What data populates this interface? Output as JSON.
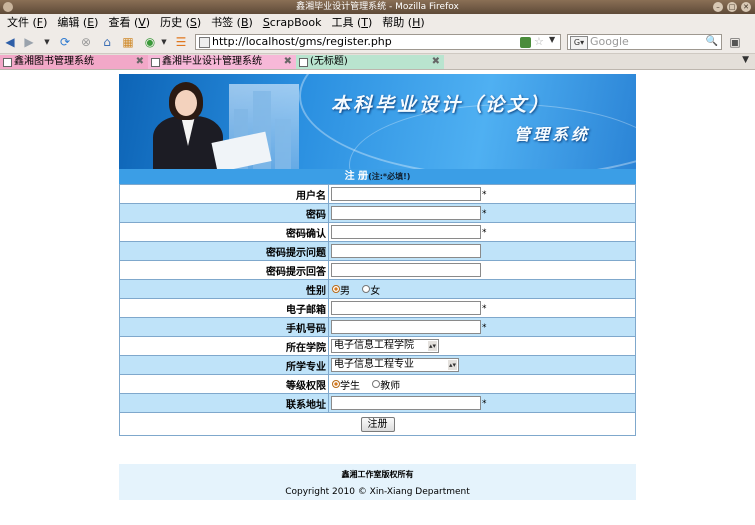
{
  "window": {
    "title": "鑫湘毕业设计管理系统 - Mozilla Firefox"
  },
  "menu": [
    {
      "label": "文件 (",
      "key": "F",
      "end": ")"
    },
    {
      "label": "编辑 (",
      "key": "E",
      "end": ")"
    },
    {
      "label": "查看 (",
      "key": "V",
      "end": ")"
    },
    {
      "label": "历史 (",
      "key": "S",
      "end": ")"
    },
    {
      "label": "书签 (",
      "key": "B",
      "end": ")"
    },
    {
      "label": "",
      "key": "S",
      "end": "crapBook"
    },
    {
      "label": "工具 (",
      "key": "T",
      "end": ")"
    },
    {
      "label": "帮助 (",
      "key": "H",
      "end": ")"
    }
  ],
  "navbar": {
    "url": "http://localhost/gms/register.php",
    "search_placeholder": "Google"
  },
  "tabs": [
    {
      "label": "鑫湘图书管理系统",
      "color": "#f2a8c8"
    },
    {
      "label": "鑫湘毕业设计管理系统",
      "color": "#f7b8d8"
    },
    {
      "label": "(无标题)",
      "color": "#b9e4cf"
    }
  ],
  "banner": {
    "title": "本科毕业设计（论文）",
    "subtitle": "管理系统"
  },
  "form": {
    "header": "注 册",
    "header_note": "(注:*必填!)",
    "username_label": "用户名",
    "password_label": "密码",
    "password_confirm_label": "密码确认",
    "question_label": "密码提示问题",
    "answer_label": "密码提示回答",
    "gender_label": "性别",
    "gender_male": "男",
    "gender_female": "女",
    "email_label": "电子邮箱",
    "phone_label": "手机号码",
    "college_label": "所在学院",
    "college_value": "电子信息工程学院",
    "major_label": "所学专业",
    "major_value": "电子信息工程专业",
    "role_label": "等级权限",
    "role_student": "学生",
    "role_teacher": "教师",
    "address_label": "联系地址",
    "required_mark": "*",
    "submit": "注册"
  },
  "footer": {
    "line1": "鑫湘工作室版权所有",
    "line2": "Copyright 2010 © Xin-Xiang Department"
  }
}
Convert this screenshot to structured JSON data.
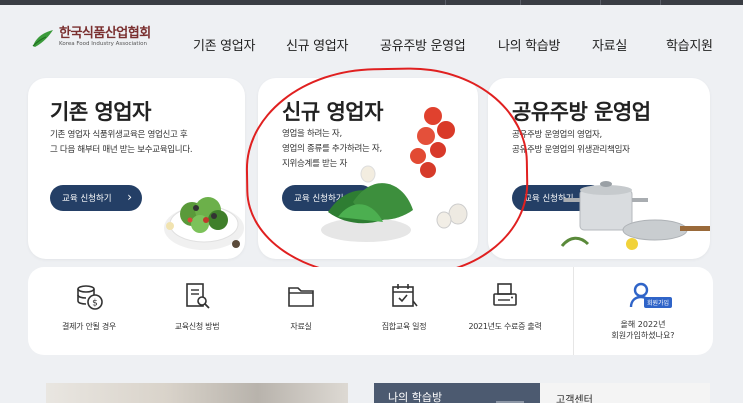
{
  "logo": {
    "name": "한국식품산업협회",
    "sub": "Korea Food Industry Association"
  },
  "nav": [
    {
      "label": "기존 영업자"
    },
    {
      "label": "신규 영업자"
    },
    {
      "label": "공유주방 운영업"
    },
    {
      "label": "나의 학습방"
    },
    {
      "label": "자료실"
    },
    {
      "label": "학습지원"
    }
  ],
  "cards": [
    {
      "title": "기존 영업자",
      "desc": [
        "기존 영업자 식품위생교육은 영업신고 후",
        "그 다음 해부터 매년 받는 보수교육입니다."
      ],
      "button": "교육 신청하기"
    },
    {
      "title": "신규 영업자",
      "desc": [
        "영업을 하려는 자,",
        "영업의 종류를 추가하려는 자,",
        "지위승계를 받는 자"
      ],
      "button": "교육 신청하기"
    },
    {
      "title": "공유주방 운영업",
      "desc": [
        "공유주방 운영업의 영업자,",
        "공유주방 운영업의 위생관리책임자"
      ],
      "button": "교육 신청하기"
    }
  ],
  "quick_links": [
    {
      "label": "결제가 안될 경우",
      "icon": "payment-coins-icon"
    },
    {
      "label": "교육신청 방법",
      "icon": "document-search-icon"
    },
    {
      "label": "자료실",
      "icon": "folder-icon"
    },
    {
      "label": "집합교육 일정",
      "icon": "calendar-icon"
    },
    {
      "label": "2021년도 수료증 출력",
      "icon": "printer-icon"
    }
  ],
  "member": {
    "badge": "회원가입",
    "line1": "올해 2022년",
    "line2": "회원가입하셨나요?",
    "icon": "user-icon"
  },
  "bottom": {
    "study_room": "나의 학습방",
    "support": "고객센터"
  },
  "colors": {
    "button": "#243f66",
    "annotation": "#e02020",
    "member_accent": "#2f64c8",
    "logo_green": "#3a9a3a"
  }
}
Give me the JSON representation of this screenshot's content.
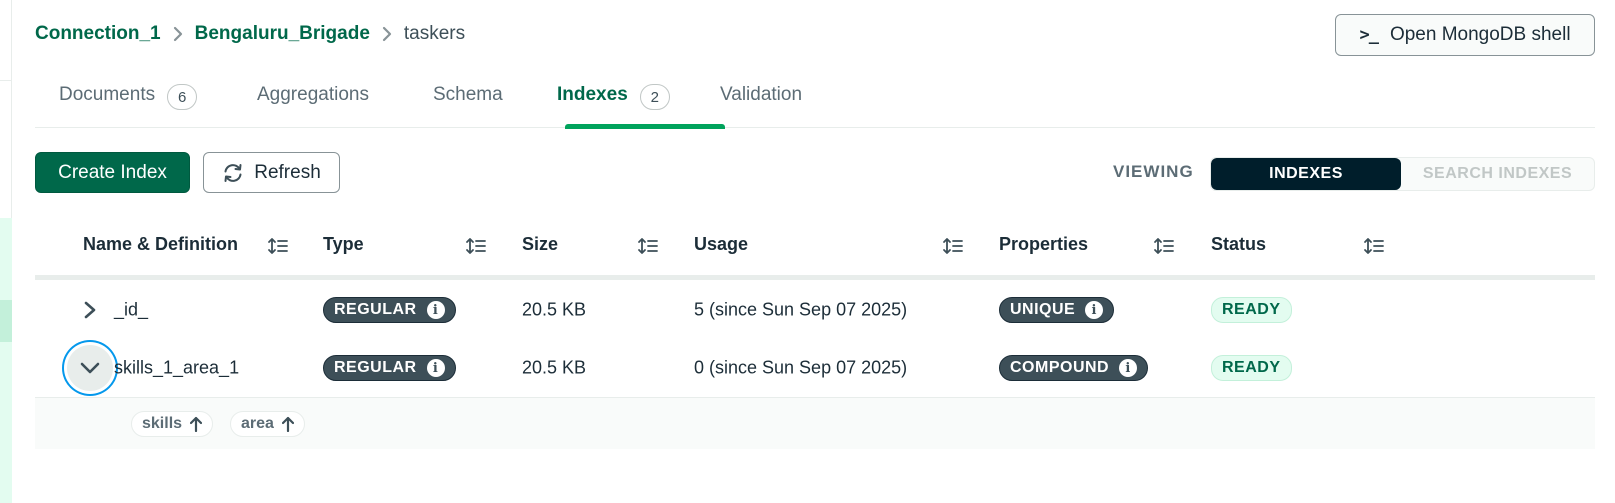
{
  "breadcrumb": {
    "connection": "Connection_1",
    "database": "Bengaluru_Brigade",
    "collection": "taskers"
  },
  "header": {
    "shell_button_label": "Open MongoDB shell",
    "shell_prompt_glyph": ">_"
  },
  "tabs": [
    {
      "label": "Documents",
      "count": "6"
    },
    {
      "label": "Aggregations"
    },
    {
      "label": "Schema"
    },
    {
      "label": "Indexes",
      "count": "2",
      "active": true
    },
    {
      "label": "Validation"
    }
  ],
  "toolbar": {
    "create_label": "Create Index",
    "refresh_label": "Refresh",
    "viewing_label": "VIEWING",
    "view_options": [
      "INDEXES",
      "SEARCH INDEXES"
    ],
    "selected_view": "INDEXES"
  },
  "table": {
    "columns": [
      "Name & Definition",
      "Type",
      "Size",
      "Usage",
      "Properties",
      "Status"
    ],
    "rows": [
      {
        "name": "_id_",
        "type": "REGULAR",
        "size": "20.5 KB",
        "usage": "5 (since Sun Sep 07 2025)",
        "property": "UNIQUE",
        "status": "READY",
        "expanded": false
      },
      {
        "name": "skills_1_area_1",
        "type": "REGULAR",
        "size": "20.5 KB",
        "usage": "0 (since Sun Sep 07 2025)",
        "property": "COMPOUND",
        "status": "READY",
        "expanded": true,
        "keys": [
          "skills",
          "area"
        ]
      }
    ]
  },
  "colors": {
    "brand_green": "#00684a",
    "accent_green": "#00a35c",
    "dark_navy": "#001e2b",
    "badge_gray": "#3d4f58",
    "ready_bg": "#e3fcf0",
    "focus_blue": "#0498ec"
  }
}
____________________
-- Stated problem --
Tally up the lines holding the word "since" in the data above, and answer with that figure only.

-- The output --
2